## Begin DATA PROVIDED

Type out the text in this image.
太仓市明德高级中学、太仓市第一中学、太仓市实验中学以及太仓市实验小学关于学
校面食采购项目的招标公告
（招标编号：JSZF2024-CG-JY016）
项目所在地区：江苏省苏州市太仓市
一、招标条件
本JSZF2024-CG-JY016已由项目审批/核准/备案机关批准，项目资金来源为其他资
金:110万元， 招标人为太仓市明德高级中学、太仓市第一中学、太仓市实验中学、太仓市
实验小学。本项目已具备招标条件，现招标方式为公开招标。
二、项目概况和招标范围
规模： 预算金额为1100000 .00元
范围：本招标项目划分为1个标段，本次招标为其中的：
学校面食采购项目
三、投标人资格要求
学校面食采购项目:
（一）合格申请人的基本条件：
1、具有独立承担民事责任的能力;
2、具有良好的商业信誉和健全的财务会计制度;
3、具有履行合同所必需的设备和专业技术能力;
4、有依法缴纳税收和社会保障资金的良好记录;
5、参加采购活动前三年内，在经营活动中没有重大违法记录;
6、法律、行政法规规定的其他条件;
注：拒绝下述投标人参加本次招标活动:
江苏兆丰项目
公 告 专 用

## End DATA PROVIDED

TASK DETAILS:
From the records above, extract each line exactly as shown.

EXERCISE OUTPUT:
Type out the text in this image.
太仓市明德高级中学、太仓市第一中学、太仓市实验中学以及太仓市实验小学关于学
校面食采购项目的招标公告
（招标编号：JSZF2024-CG-JY016）
项目所在地区：江苏省苏州市太仓市
一、招标条件
本JSZF2024-CG-JY016已由项目审批/核准/备案机关批准，项目资金来源为其他资
金:110万元， 招标人为太仓市明德高级中学、太仓市第一中学、太仓市实验中学、太仓市
实验小学。本项目已具备招标条件，现招标方式为公开招标。
二、项目概况和招标范围
规模： 预算金额为1100000 .00元
范围：本招标项目划分为1个标段，本次招标为其中的：
学校面食采购项目
三、投标人资格要求
学校面食采购项目:
（一）合格申请人的基本条件：
1、具有独立承担民事责任的能力;
2、具有良好的商业信誉和健全的财务会计制度;
3、具有履行合同所必需的设备和专业技术能力;
4、有依法缴纳税收和社会保障资金的良好记录;
5、参加采购活动前三年内，在经营活动中没有重大违法记录;
6、法律、行政法规规定的其他条件;
注：拒绝下述投标人参加本次招标活动:
江苏兆丰项目
公 告 专 用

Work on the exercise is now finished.